> **Data to use**:
-- BEGIN --

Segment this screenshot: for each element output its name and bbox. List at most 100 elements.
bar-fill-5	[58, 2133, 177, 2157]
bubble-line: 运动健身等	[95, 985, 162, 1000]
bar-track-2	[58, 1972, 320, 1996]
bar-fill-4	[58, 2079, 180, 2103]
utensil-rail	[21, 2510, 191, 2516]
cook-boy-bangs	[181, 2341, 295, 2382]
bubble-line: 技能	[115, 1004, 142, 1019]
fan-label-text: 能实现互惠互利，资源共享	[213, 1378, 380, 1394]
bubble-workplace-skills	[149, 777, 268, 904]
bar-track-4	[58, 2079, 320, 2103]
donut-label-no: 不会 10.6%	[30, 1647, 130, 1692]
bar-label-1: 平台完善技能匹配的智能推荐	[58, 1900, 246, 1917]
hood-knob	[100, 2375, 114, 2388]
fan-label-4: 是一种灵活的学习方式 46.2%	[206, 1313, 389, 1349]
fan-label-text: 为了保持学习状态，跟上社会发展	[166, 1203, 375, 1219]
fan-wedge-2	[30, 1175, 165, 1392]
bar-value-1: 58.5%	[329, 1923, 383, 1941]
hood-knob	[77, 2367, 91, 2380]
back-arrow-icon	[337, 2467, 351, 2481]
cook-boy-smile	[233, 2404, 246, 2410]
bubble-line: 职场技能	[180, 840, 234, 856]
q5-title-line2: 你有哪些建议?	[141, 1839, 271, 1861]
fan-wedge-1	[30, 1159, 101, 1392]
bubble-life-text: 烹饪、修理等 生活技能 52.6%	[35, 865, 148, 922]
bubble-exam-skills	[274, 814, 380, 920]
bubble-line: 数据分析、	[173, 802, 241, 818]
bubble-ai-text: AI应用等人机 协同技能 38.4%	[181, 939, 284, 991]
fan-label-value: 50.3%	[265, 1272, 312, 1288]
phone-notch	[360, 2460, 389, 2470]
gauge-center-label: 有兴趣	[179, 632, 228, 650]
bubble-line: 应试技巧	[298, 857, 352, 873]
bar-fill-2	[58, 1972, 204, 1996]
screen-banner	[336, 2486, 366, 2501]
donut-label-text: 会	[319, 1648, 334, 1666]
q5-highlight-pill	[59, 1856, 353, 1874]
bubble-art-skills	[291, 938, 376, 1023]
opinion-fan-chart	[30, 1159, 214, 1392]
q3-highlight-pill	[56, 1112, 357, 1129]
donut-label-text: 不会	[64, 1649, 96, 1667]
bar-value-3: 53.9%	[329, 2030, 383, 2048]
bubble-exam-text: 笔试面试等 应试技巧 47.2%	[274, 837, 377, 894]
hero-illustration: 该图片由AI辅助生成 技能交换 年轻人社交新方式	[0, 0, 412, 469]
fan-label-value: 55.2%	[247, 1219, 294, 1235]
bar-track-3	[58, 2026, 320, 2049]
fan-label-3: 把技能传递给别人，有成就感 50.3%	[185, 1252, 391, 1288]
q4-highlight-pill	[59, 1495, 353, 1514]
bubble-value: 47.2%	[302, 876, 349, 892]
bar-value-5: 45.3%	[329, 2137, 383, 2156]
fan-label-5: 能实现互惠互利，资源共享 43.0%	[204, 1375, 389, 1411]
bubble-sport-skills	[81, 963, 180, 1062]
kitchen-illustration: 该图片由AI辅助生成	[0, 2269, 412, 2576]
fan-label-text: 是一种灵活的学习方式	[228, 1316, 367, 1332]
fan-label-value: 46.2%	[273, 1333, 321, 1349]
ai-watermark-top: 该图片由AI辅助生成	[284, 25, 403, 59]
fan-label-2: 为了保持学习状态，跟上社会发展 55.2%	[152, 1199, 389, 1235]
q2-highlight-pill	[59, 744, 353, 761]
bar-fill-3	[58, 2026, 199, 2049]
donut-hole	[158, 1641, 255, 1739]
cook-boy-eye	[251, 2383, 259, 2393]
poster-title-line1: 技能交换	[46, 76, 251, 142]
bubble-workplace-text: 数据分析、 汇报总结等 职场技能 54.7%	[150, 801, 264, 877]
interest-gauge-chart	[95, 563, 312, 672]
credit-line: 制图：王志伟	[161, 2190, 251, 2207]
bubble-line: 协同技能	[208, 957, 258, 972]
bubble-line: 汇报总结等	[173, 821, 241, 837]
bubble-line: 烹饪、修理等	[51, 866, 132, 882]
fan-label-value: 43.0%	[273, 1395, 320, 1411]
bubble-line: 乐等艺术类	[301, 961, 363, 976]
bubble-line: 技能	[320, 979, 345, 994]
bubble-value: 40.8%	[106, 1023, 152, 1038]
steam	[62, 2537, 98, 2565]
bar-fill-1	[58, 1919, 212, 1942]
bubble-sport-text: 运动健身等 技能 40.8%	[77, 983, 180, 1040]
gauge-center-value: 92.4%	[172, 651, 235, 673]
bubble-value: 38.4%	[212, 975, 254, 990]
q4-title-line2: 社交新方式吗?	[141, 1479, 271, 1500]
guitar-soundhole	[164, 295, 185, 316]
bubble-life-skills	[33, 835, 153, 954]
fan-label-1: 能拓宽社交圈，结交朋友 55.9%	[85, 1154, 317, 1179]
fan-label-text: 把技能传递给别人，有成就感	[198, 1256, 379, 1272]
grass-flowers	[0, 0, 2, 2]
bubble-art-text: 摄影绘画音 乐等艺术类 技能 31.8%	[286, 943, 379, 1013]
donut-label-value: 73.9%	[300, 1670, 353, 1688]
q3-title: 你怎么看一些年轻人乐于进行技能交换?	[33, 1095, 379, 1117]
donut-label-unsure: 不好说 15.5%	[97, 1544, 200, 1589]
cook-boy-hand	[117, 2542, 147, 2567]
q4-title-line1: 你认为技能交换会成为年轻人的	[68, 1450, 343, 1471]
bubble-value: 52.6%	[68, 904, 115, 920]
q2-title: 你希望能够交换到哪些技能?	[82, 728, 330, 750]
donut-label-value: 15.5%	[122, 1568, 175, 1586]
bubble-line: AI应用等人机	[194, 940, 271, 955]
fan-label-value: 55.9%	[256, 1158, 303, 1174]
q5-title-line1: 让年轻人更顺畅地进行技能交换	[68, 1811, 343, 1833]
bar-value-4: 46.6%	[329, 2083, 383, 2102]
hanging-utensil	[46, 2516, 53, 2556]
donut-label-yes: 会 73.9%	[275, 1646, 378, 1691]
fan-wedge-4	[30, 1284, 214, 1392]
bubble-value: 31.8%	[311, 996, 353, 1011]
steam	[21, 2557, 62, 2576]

-- END --

> **What you are asked to do**: Can you reproduce the listing above with each "bubble-line" changed to "bubble-text-line" and nothing else altered?

> **Answer to this task**:
Segment this screenshot: for each element output its name and bbox. List at most 100 elements.
bar-fill-5	[58, 2133, 177, 2157]
bubble-text-line: 运动健身等	[95, 985, 162, 1000]
bar-track-2	[58, 1972, 320, 1996]
bar-fill-4	[58, 2079, 180, 2103]
utensil-rail	[21, 2510, 191, 2516]
cook-boy-bangs	[181, 2341, 295, 2382]
bubble-text-line: 技能	[115, 1004, 142, 1019]
fan-label-text: 能实现互惠互利，资源共享	[213, 1378, 380, 1394]
bubble-workplace-skills	[149, 777, 268, 904]
bar-track-4	[58, 2079, 320, 2103]
donut-label-no: 不会 10.6%	[30, 1647, 130, 1692]
bar-label-1: 平台完善技能匹配的智能推荐	[58, 1900, 246, 1917]
hood-knob	[100, 2375, 114, 2388]
fan-label-4: 是一种灵活的学习方式 46.2%	[206, 1313, 389, 1349]
fan-label-text: 为了保持学习状态，跟上社会发展	[166, 1203, 375, 1219]
fan-wedge-2	[30, 1175, 165, 1392]
bar-value-1: 58.5%	[329, 1923, 383, 1941]
hood-knob	[77, 2367, 91, 2380]
back-arrow-icon	[337, 2467, 351, 2481]
cook-boy-smile	[233, 2404, 246, 2410]
bubble-text-line: 职场技能	[180, 840, 234, 856]
q5-title-line2: 你有哪些建议?	[141, 1839, 271, 1861]
fan-wedge-1	[30, 1159, 101, 1392]
bubble-life-text: 烹饪、修理等 生活技能 52.6%	[35, 865, 148, 922]
bubble-exam-skills	[274, 814, 380, 920]
bubble-text-line: 数据分析、	[173, 802, 241, 818]
bubble-ai-text: AI应用等人机 协同技能 38.4%	[181, 939, 284, 991]
fan-label-value: 50.3%	[265, 1272, 312, 1288]
phone-notch	[360, 2460, 389, 2470]
gauge-center-label: 有兴趣	[179, 632, 228, 650]
bubble-text-line: 应试技巧	[298, 857, 352, 873]
bar-fill-2	[58, 1972, 204, 1996]
screen-banner	[336, 2486, 366, 2501]
donut-label-text: 会	[319, 1648, 334, 1666]
q5-highlight-pill	[59, 1856, 353, 1874]
bubble-art-skills	[291, 938, 376, 1023]
opinion-fan-chart	[30, 1159, 214, 1392]
q3-highlight-pill	[56, 1112, 357, 1129]
donut-label-text: 不会	[64, 1649, 96, 1667]
bar-value-3: 53.9%	[329, 2030, 383, 2048]
bubble-exam-text: 笔试面试等 应试技巧 47.2%	[274, 837, 377, 894]
hero-illustration: 该图片由AI辅助生成 技能交换 年轻人社交新方式	[0, 0, 412, 469]
fan-label-value: 55.2%	[247, 1219, 294, 1235]
bar-track-3	[58, 2026, 320, 2049]
fan-label-3: 把技能传递给别人，有成就感 50.3%	[185, 1252, 391, 1288]
q4-highlight-pill	[59, 1495, 353, 1514]
bubble-value: 47.2%	[302, 876, 349, 892]
bar-value-5: 45.3%	[329, 2137, 383, 2156]
fan-label-5: 能实现互惠互利，资源共享 43.0%	[204, 1375, 389, 1411]
bubble-sport-skills	[81, 963, 180, 1062]
kitchen-illustration: 该图片由AI辅助生成	[0, 2269, 412, 2576]
fan-label-text: 是一种灵活的学习方式	[228, 1316, 367, 1332]
fan-label-value: 46.2%	[273, 1333, 321, 1349]
ai-watermark-top: 该图片由AI辅助生成	[284, 25, 403, 59]
fan-label-2: 为了保持学习状态，跟上社会发展 55.2%	[152, 1199, 389, 1235]
q2-highlight-pill	[59, 744, 353, 761]
bar-fill-3	[58, 2026, 199, 2049]
donut-hole	[158, 1641, 255, 1739]
cook-boy-eye	[251, 2383, 259, 2393]
poster-title-line1: 技能交换	[46, 76, 251, 142]
bubble-workplace-text: 数据分析、 汇报总结等 职场技能 54.7%	[150, 801, 264, 877]
interest-gauge-chart	[95, 563, 312, 672]
credit-line: 制图：王志伟	[161, 2190, 251, 2207]
bubble-text-line: 协同技能	[208, 957, 258, 972]
bubble-text-line: 汇报总结等	[173, 821, 241, 837]
bubble-text-line: 烹饪、修理等	[51, 866, 132, 882]
fan-label-value: 43.0%	[273, 1395, 320, 1411]
bubble-text-line: 乐等艺术类	[301, 961, 363, 976]
bubble-text-line: 技能	[320, 979, 345, 994]
bubble-value: 40.8%	[106, 1023, 152, 1038]
steam	[62, 2537, 98, 2565]
bar-fill-1	[58, 1919, 212, 1942]
bubble-sport-text: 运动健身等 技能 40.8%	[77, 983, 180, 1040]
gauge-center-value: 92.4%	[172, 651, 235, 673]
bubble-value: 38.4%	[212, 975, 254, 990]
q4-title-line2: 社交新方式吗?	[141, 1479, 271, 1500]
guitar-soundhole	[164, 295, 185, 316]
bubble-life-skills	[33, 835, 153, 954]
fan-label-1: 能拓宽社交圈，结交朋友 55.9%	[85, 1154, 317, 1179]
fan-label-text: 把技能传递给别人，有成就感	[198, 1256, 379, 1272]
grass-flowers	[0, 0, 2, 2]
bubble-art-text: 摄影绘画音 乐等艺术类 技能 31.8%	[286, 943, 379, 1013]
donut-label-value: 73.9%	[300, 1670, 353, 1688]
q3-title: 你怎么看一些年轻人乐于进行技能交换?	[33, 1095, 379, 1117]
donut-label-unsure: 不好说 15.5%	[97, 1544, 200, 1589]
cook-boy-hand	[117, 2542, 147, 2567]
q4-title-line1: 你认为技能交换会成为年轻人的	[68, 1450, 343, 1471]
bubble-value: 52.6%	[68, 904, 115, 920]
q2-title: 你希望能够交换到哪些技能?	[82, 728, 330, 750]
donut-label-value: 15.5%	[122, 1568, 175, 1586]
bubble-text-line: AI应用等人机	[194, 940, 271, 955]
fan-label-value: 55.9%	[256, 1158, 303, 1174]
q5-title-line1: 让年轻人更顺畅地进行技能交换	[68, 1811, 343, 1833]
bar-value-4: 46.6%	[329, 2083, 383, 2102]
hanging-utensil	[46, 2516, 53, 2556]
donut-label-yes: 会 73.9%	[275, 1646, 378, 1691]
fan-wedge-4	[30, 1284, 214, 1392]
bubble-value: 31.8%	[311, 996, 353, 1011]
steam	[21, 2557, 62, 2576]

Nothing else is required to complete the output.